── Excerpted data
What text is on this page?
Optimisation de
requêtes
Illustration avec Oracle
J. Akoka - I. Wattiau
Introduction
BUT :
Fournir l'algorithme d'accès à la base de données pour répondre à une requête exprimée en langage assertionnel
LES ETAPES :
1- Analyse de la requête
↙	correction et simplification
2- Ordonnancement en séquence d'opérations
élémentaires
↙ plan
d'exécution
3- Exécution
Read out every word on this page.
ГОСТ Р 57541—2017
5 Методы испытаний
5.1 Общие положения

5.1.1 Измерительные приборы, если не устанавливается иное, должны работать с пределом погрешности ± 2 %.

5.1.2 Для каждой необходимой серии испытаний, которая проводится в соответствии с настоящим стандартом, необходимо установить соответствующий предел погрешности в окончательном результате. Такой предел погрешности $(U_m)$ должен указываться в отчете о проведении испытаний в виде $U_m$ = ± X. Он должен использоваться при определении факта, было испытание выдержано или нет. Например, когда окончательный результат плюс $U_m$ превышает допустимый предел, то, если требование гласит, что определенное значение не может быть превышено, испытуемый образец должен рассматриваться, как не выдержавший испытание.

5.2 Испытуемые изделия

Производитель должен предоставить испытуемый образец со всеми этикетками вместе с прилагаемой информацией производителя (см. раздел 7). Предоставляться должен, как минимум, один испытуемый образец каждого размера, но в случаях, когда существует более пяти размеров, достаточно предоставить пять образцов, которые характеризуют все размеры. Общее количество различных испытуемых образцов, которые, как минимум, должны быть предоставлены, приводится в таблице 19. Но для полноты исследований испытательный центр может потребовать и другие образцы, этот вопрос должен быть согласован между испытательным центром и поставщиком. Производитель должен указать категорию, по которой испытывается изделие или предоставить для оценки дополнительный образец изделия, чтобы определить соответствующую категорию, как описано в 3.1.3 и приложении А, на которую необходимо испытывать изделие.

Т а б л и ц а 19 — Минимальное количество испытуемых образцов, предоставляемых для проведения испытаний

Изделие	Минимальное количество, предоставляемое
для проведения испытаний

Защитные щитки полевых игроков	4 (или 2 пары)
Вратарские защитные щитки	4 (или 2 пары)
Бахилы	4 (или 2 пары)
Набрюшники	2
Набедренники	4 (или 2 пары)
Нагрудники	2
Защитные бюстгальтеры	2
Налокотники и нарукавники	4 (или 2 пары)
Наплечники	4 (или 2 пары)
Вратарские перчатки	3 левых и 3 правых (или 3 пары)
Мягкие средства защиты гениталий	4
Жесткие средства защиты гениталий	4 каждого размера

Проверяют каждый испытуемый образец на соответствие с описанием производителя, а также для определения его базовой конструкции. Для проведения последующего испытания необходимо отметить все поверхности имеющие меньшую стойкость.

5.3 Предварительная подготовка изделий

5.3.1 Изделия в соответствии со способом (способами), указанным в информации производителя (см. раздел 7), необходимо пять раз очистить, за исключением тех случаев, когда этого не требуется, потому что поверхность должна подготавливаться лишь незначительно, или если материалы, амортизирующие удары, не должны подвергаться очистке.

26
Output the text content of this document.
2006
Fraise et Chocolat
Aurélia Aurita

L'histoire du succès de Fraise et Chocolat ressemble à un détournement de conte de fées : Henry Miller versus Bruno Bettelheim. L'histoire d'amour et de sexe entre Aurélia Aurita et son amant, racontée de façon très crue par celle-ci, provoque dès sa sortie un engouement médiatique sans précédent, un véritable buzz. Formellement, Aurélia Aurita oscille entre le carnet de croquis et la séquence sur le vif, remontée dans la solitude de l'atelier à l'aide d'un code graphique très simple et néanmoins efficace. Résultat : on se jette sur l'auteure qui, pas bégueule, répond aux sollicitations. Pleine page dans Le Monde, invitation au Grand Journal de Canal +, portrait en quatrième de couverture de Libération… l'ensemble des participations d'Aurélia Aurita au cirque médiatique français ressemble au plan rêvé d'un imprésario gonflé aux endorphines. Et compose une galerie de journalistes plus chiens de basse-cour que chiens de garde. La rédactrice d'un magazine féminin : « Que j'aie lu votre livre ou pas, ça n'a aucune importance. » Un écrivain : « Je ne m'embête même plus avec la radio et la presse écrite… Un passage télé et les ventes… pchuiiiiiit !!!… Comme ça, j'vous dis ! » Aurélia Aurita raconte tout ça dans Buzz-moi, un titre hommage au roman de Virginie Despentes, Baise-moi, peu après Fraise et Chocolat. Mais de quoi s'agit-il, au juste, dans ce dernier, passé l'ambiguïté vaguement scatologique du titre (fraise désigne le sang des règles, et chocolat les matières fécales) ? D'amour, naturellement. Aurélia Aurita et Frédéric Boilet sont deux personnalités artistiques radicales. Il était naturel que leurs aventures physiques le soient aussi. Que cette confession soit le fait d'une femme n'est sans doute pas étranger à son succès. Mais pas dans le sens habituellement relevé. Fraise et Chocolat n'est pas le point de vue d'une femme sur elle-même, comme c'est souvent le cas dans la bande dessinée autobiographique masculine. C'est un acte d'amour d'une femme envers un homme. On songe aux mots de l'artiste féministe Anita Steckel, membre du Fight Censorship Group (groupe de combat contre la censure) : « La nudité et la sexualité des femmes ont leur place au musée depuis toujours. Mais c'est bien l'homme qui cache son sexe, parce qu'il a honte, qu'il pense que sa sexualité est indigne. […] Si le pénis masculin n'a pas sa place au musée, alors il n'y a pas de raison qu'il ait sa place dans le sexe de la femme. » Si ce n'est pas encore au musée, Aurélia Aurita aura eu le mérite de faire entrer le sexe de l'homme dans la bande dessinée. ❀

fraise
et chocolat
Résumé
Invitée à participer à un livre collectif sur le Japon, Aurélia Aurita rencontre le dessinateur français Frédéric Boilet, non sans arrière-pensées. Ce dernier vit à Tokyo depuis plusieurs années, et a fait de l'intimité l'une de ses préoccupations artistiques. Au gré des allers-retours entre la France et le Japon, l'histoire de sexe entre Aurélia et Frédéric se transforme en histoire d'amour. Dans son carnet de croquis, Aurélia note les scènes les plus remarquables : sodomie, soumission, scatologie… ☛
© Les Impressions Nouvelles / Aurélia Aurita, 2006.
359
────
## What is needed
Which lines in the listing above hold the word "пары"? Show each of them.

## Reply to the task
Защитные щитки полевых игроков	4 (или 2 пары)
Вратарские защитные щитки	4 (или 2 пары)
Бахилы	4 (или 2 пары)
Набедренники	4 (или 2 пары)
Налокотники и нарукавники	4 (или 2 пары)
Наплечники	4 (или 2 пары)
Вратарские перчатки	3 левых и 3 правых (или 3 пары)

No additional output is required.